Stated exercise => Exactly as written, quote every line that follows, skipping the images.

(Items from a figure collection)
#####

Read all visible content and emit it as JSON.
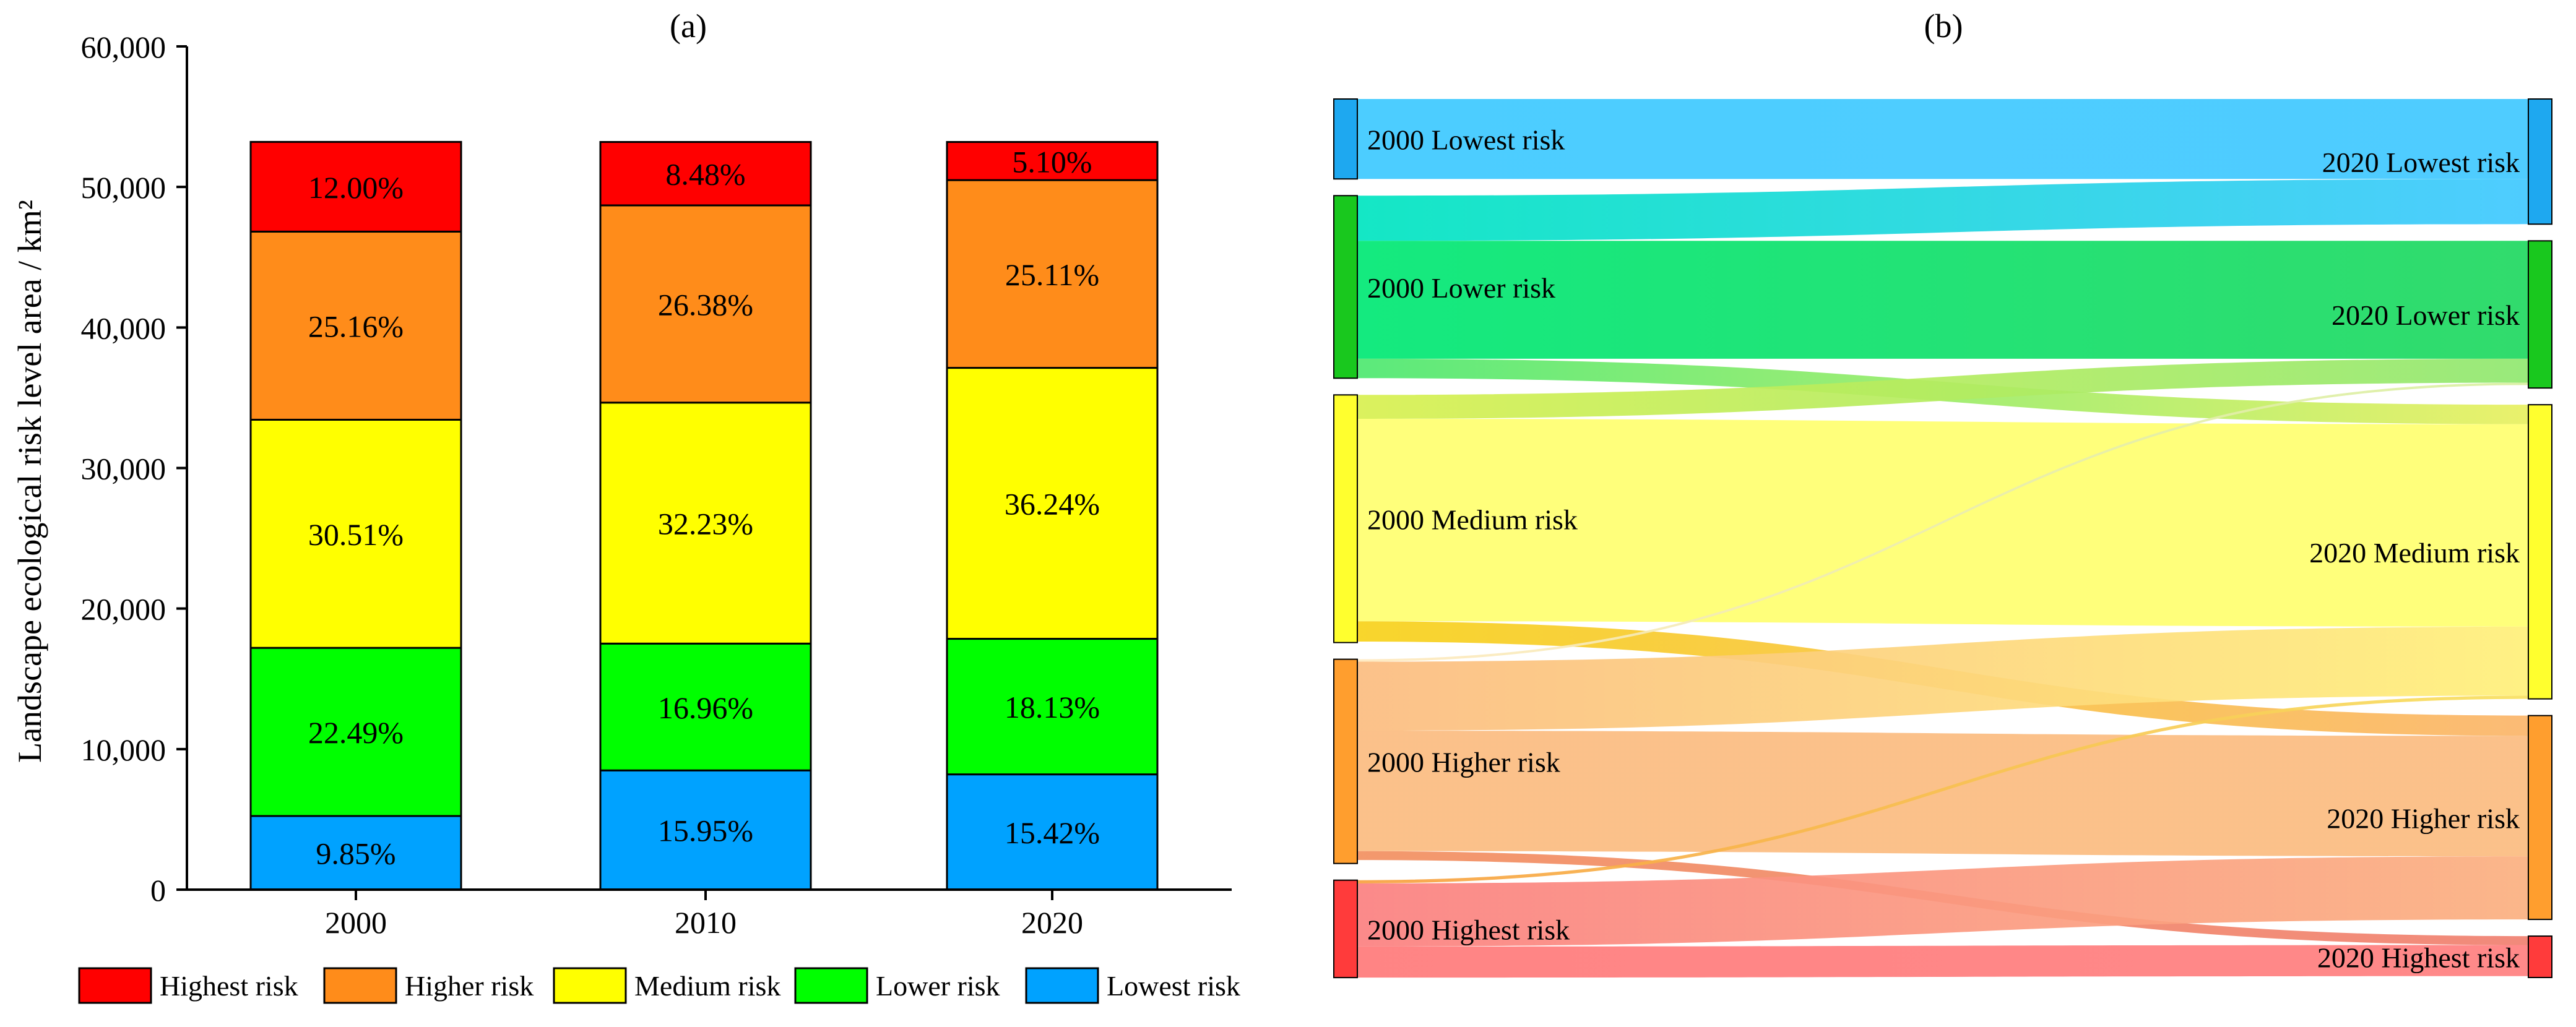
{
  "chart_data": [
    {
      "panel_label": "(a)",
      "type": "bar",
      "stacked": true,
      "categories": [
        "2000",
        "2010",
        "2020"
      ],
      "ylabel": "Landscape ecological risk level area / km²",
      "xlabel": "",
      "ylim": [
        0,
        60000
      ],
      "yticks": [
        0,
        10000,
        20000,
        30000,
        40000,
        50000,
        60000
      ],
      "ytick_labels": [
        "0",
        "10,000",
        "20,000",
        "30,000",
        "40,000",
        "50,000",
        "60,000"
      ],
      "total_area": 53200,
      "series": [
        {
          "name": "Lowest risk",
          "color": "#00A2FF",
          "values": [
            9.85,
            15.95,
            15.42
          ],
          "labels": [
            "9.85%",
            "15.95%",
            "15.42%"
          ]
        },
        {
          "name": "Lower risk",
          "color": "#00FF00",
          "values": [
            22.49,
            16.96,
            18.13
          ],
          "labels": [
            "22.49%",
            "16.96%",
            "18.13%"
          ]
        },
        {
          "name": "Medium risk",
          "color": "#FFFF00",
          "values": [
            30.51,
            32.23,
            36.24
          ],
          "labels": [
            "30.51%",
            "32.23%",
            "36.24%"
          ]
        },
        {
          "name": "Higher risk",
          "color": "#FF8C1A",
          "values": [
            25.16,
            26.38,
            25.11
          ],
          "labels": [
            "25.16%",
            "26.38%",
            "25.11%"
          ]
        },
        {
          "name": "Highest risk",
          "color": "#FF0000",
          "values": [
            12.0,
            8.48,
            5.1
          ],
          "labels": [
            "12.00%",
            "8.48%",
            "5.10%"
          ]
        }
      ],
      "legend": {
        "position": "bottom",
        "order": [
          "Highest risk",
          "Higher risk",
          "Medium risk",
          "Lower risk",
          "Lowest risk"
        ]
      }
    },
    {
      "panel_label": "(b)",
      "type": "sankey",
      "nodes_left": [
        {
          "name": "2000 Lowest risk",
          "color": "#1EA8F0",
          "value": 9.85
        },
        {
          "name": "2000 Lower risk",
          "color": "#19C81E",
          "value": 22.49
        },
        {
          "name": "2000 Medium risk",
          "color": "#FFFF2E",
          "value": 30.51
        },
        {
          "name": "2000 Higher risk",
          "color": "#FF9E2E",
          "value": 25.16
        },
        {
          "name": "2000 Highest risk",
          "color": "#FF3B3B",
          "value": 12.0
        }
      ],
      "nodes_right": [
        {
          "name": "2020 Lowest risk",
          "color": "#1EA8F0",
          "value": 15.42
        },
        {
          "name": "2020 Lower risk",
          "color": "#19C81E",
          "value": 18.13
        },
        {
          "name": "2020 Medium risk",
          "color": "#FFFF2E",
          "value": 36.24
        },
        {
          "name": "2020 Higher risk",
          "color": "#FF9E2E",
          "value": 25.11
        },
        {
          "name": "2020 Highest risk",
          "color": "#FF3B3B",
          "value": 5.1
        }
      ],
      "links": [
        {
          "source": 0,
          "target": 0,
          "value": 9.85,
          "from_color": "#3DC9FF",
          "to_color": "#40C8FF"
        },
        {
          "source": 1,
          "target": 0,
          "value": 5.57,
          "from_color": "#00E5C0",
          "to_color": "#40C8FF"
        },
        {
          "source": 1,
          "target": 1,
          "value": 14.52,
          "from_color": "#00E874",
          "to_color": "#20D860"
        },
        {
          "source": 1,
          "target": 2,
          "value": 2.4,
          "from_color": "#4DE870",
          "to_color": "#E8F060"
        },
        {
          "source": 2,
          "target": 1,
          "value": 2.95,
          "from_color": "#D8F050",
          "to_color": "#90E870"
        },
        {
          "source": 2,
          "target": 2,
          "value": 24.94,
          "from_color": "#FFFF70",
          "to_color": "#FFFF70"
        },
        {
          "source": 2,
          "target": 3,
          "value": 2.5,
          "from_color": "#F7D21A",
          "to_color": "#FBB56A"
        },
        {
          "source": 3,
          "target": 1,
          "value": 0.3,
          "from_color": "#FFE9C0",
          "to_color": "#D8F0A0"
        },
        {
          "source": 3,
          "target": 2,
          "value": 8.5,
          "from_color": "#FBBC80",
          "to_color": "#FFF07A"
        },
        {
          "source": 3,
          "target": 3,
          "value": 14.84,
          "from_color": "#FBBC80",
          "to_color": "#FBBC80"
        },
        {
          "source": 3,
          "target": 4,
          "value": 1.1,
          "from_color": "#F29060",
          "to_color": "#F08070"
        },
        {
          "source": 4,
          "target": 2,
          "value": 0.4,
          "from_color": "#F8A040",
          "to_color": "#F8E060"
        },
        {
          "source": 4,
          "target": 3,
          "value": 7.77,
          "from_color": "#FB8080",
          "to_color": "#FBB080"
        },
        {
          "source": 4,
          "target": 4,
          "value": 3.83,
          "from_color": "#FF7A7A",
          "to_color": "#FF7F7F"
        }
      ]
    }
  ]
}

#####

Solution below =>
Read all visible content and emit it as JSON.
{
  "chart_data": [
    {
      "panel_label": "(a)",
      "type": "bar",
      "stacked": true,
      "categories": [
        "2000",
        "2010",
        "2020"
      ],
      "ylabel": "Landscape ecological risk level area / km²",
      "xlabel": "",
      "ylim": [
        0,
        60000
      ],
      "yticks": [
        0,
        10000,
        20000,
        30000,
        40000,
        50000,
        60000
      ],
      "ytick_labels": [
        "0",
        "10,000",
        "20,000",
        "30,000",
        "40,000",
        "50,000",
        "60,000"
      ],
      "total_area": 53200,
      "series": [
        {
          "name": "Lowest risk",
          "color": "#00A2FF",
          "values": [
            9.85,
            15.95,
            15.42
          ],
          "labels": [
            "9.85%",
            "15.95%",
            "15.42%"
          ]
        },
        {
          "name": "Lower risk",
          "color": "#00FF00",
          "values": [
            22.49,
            16.96,
            18.13
          ],
          "labels": [
            "22.49%",
            "16.96%",
            "18.13%"
          ]
        },
        {
          "name": "Medium risk",
          "color": "#FFFF00",
          "values": [
            30.51,
            32.23,
            36.24
          ],
          "labels": [
            "30.51%",
            "32.23%",
            "36.24%"
          ]
        },
        {
          "name": "Higher risk",
          "color": "#FF8C1A",
          "values": [
            25.16,
            26.38,
            25.11
          ],
          "labels": [
            "25.16%",
            "26.38%",
            "25.11%"
          ]
        },
        {
          "name": "Highest risk",
          "color": "#FF0000",
          "values": [
            12.0,
            8.48,
            5.1
          ],
          "labels": [
            "12.00%",
            "8.48%",
            "5.10%"
          ]
        }
      ],
      "legend": {
        "position": "bottom",
        "order": [
          "Highest risk",
          "Higher risk",
          "Medium risk",
          "Lower risk",
          "Lowest risk"
        ]
      }
    },
    {
      "panel_label": "(b)",
      "type": "sankey",
      "nodes_left": [
        {
          "name": "2000 Lowest risk",
          "color": "#1EA8F0",
          "value": 9.85
        },
        {
          "name": "2000 Lower risk",
          "color": "#19C81E",
          "value": 22.49
        },
        {
          "name": "2000 Medium risk",
          "color": "#FFFF2E",
          "value": 30.51
        },
        {
          "name": "2000 Higher risk",
          "color": "#FF9E2E",
          "value": 25.16
        },
        {
          "name": "2000 Highest risk",
          "color": "#FF3B3B",
          "value": 12.0
        }
      ],
      "nodes_right": [
        {
          "name": "2020 Lowest risk",
          "color": "#1EA8F0",
          "value": 15.42
        },
        {
          "name": "2020 Lower risk",
          "color": "#19C81E",
          "value": 18.13
        },
        {
          "name": "2020 Medium risk",
          "color": "#FFFF2E",
          "value": 36.24
        },
        {
          "name": "2020 Higher risk",
          "color": "#FF9E2E",
          "value": 25.11
        },
        {
          "name": "2020 Highest risk",
          "color": "#FF3B3B",
          "value": 5.1
        }
      ],
      "links": [
        {
          "source": 0,
          "target": 0,
          "value": 9.85,
          "from_color": "#3DC9FF",
          "to_color": "#40C8FF"
        },
        {
          "source": 1,
          "target": 0,
          "value": 5.57,
          "from_color": "#00E5C0",
          "to_color": "#40C8FF"
        },
        {
          "source": 1,
          "target": 1,
          "value": 14.52,
          "from_color": "#00E874",
          "to_color": "#20D860"
        },
        {
          "source": 1,
          "target": 2,
          "value": 2.4,
          "from_color": "#4DE870",
          "to_color": "#E8F060"
        },
        {
          "source": 2,
          "target": 1,
          "value": 2.95,
          "from_color": "#D8F050",
          "to_color": "#90E870"
        },
        {
          "source": 2,
          "target": 2,
          "value": 24.94,
          "from_color": "#FFFF70",
          "to_color": "#FFFF70"
        },
        {
          "source": 2,
          "target": 3,
          "value": 2.5,
          "from_color": "#F7D21A",
          "to_color": "#FBB56A"
        },
        {
          "source": 3,
          "target": 1,
          "value": 0.3,
          "from_color": "#FFE9C0",
          "to_color": "#D8F0A0"
        },
        {
          "source": 3,
          "target": 2,
          "value": 8.5,
          "from_color": "#FBBC80",
          "to_color": "#FFF07A"
        },
        {
          "source": 3,
          "target": 3,
          "value": 14.84,
          "from_color": "#FBBC80",
          "to_color": "#FBBC80"
        },
        {
          "source": 3,
          "target": 4,
          "value": 1.1,
          "from_color": "#F29060",
          "to_color": "#F08070"
        },
        {
          "source": 4,
          "target": 2,
          "value": 0.4,
          "from_color": "#F8A040",
          "to_color": "#F8E060"
        },
        {
          "source": 4,
          "target": 3,
          "value": 7.77,
          "from_color": "#FB8080",
          "to_color": "#FBB080"
        },
        {
          "source": 4,
          "target": 4,
          "value": 3.83,
          "from_color": "#FF7A7A",
          "to_color": "#FF7F7F"
        }
      ]
    }
  ]
}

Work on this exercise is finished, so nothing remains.